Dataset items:
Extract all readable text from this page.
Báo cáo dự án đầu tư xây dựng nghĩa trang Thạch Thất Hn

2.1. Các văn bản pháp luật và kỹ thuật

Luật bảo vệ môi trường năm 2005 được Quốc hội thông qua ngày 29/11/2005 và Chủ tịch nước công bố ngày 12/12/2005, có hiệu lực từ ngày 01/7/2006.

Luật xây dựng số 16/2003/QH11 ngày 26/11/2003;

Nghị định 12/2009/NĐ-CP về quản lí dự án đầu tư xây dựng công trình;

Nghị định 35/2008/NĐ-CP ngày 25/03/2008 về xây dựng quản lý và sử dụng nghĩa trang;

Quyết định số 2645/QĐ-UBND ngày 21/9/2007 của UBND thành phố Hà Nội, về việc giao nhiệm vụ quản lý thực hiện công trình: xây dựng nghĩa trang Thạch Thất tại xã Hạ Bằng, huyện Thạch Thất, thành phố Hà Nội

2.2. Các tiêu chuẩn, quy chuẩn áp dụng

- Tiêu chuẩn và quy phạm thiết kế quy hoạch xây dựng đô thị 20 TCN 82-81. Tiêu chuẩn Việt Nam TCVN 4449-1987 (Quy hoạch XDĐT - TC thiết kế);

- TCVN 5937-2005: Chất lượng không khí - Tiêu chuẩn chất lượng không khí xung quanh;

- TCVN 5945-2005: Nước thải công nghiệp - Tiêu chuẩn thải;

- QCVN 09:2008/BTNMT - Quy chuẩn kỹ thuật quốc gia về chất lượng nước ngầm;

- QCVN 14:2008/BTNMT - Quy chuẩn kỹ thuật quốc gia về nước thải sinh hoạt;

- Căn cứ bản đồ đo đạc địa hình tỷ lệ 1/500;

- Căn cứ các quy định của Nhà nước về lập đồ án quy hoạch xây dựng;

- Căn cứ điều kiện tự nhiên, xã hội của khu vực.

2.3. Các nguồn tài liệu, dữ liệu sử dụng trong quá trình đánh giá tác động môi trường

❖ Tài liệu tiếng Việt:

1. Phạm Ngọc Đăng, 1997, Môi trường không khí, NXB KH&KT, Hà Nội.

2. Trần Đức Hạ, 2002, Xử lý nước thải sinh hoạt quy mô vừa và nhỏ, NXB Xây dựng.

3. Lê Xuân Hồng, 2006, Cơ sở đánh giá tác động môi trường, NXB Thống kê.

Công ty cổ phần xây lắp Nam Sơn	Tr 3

§ Your goal
Give all the records again. Match them exactly.

§ Answer
Extract all readable text from this page.
Báo cáo dự án đầu tư xây dựng nghĩa trang Thạch Thất Hn

2.1. Các văn bản pháp luật và kỹ thuật

Luật bảo vệ môi trường năm 2005 được Quốc hội thông qua ngày 29/11/2005 và Chủ tịch nước công bố ngày 12/12/2005, có hiệu lực từ ngày 01/7/2006.

Luật xây dựng số 16/2003/QH11 ngày 26/11/2003;

Nghị định 12/2009/NĐ-CP về quản lí dự án đầu tư xây dựng công trình;

Nghị định 35/2008/NĐ-CP ngày 25/03/2008 về xây dựng quản lý và sử dụng nghĩa trang;

Quyết định số 2645/QĐ-UBND ngày 21/9/2007 của UBND thành phố Hà Nội, về việc giao nhiệm vụ quản lý thực hiện công trình: xây dựng nghĩa trang Thạch Thất tại xã Hạ Bằng, huyện Thạch Thất, thành phố Hà Nội

2.2. Các tiêu chuẩn, quy chuẩn áp dụng

- Tiêu chuẩn và quy phạm thiết kế quy hoạch xây dựng đô thị 20 TCN 82-81. Tiêu chuẩn Việt Nam TCVN 4449-1987 (Quy hoạch XDĐT - TC thiết kế);

- TCVN 5937-2005: Chất lượng không khí - Tiêu chuẩn chất lượng không khí xung quanh;

- TCVN 5945-2005: Nước thải công nghiệp - Tiêu chuẩn thải;

- QCVN 09:2008/BTNMT - Quy chuẩn kỹ thuật quốc gia về chất lượng nước ngầm;

- QCVN 14:2008/BTNMT - Quy chuẩn kỹ thuật quốc gia về nước thải sinh hoạt;

- Căn cứ bản đồ đo đạc địa hình tỷ lệ 1/500;

- Căn cứ các quy định của Nhà nước về lập đồ án quy hoạch xây dựng;

- Căn cứ điều kiện tự nhiên, xã hội của khu vực.

2.3. Các nguồn tài liệu, dữ liệu sử dụng trong quá trình đánh giá tác động môi trường

❖ Tài liệu tiếng Việt:

1. Phạm Ngọc Đăng, 1997, Môi trường không khí, NXB KH&KT, Hà Nội.

2. Trần Đức Hạ, 2002, Xử lý nước thải sinh hoạt quy mô vừa và nhỏ, NXB Xây dựng.

3. Lê Xuân Hồng, 2006, Cơ sở đánh giá tác động môi trường, NXB Thống kê.

Công ty cổ phần xây lắp Nam Sơn	Tr 3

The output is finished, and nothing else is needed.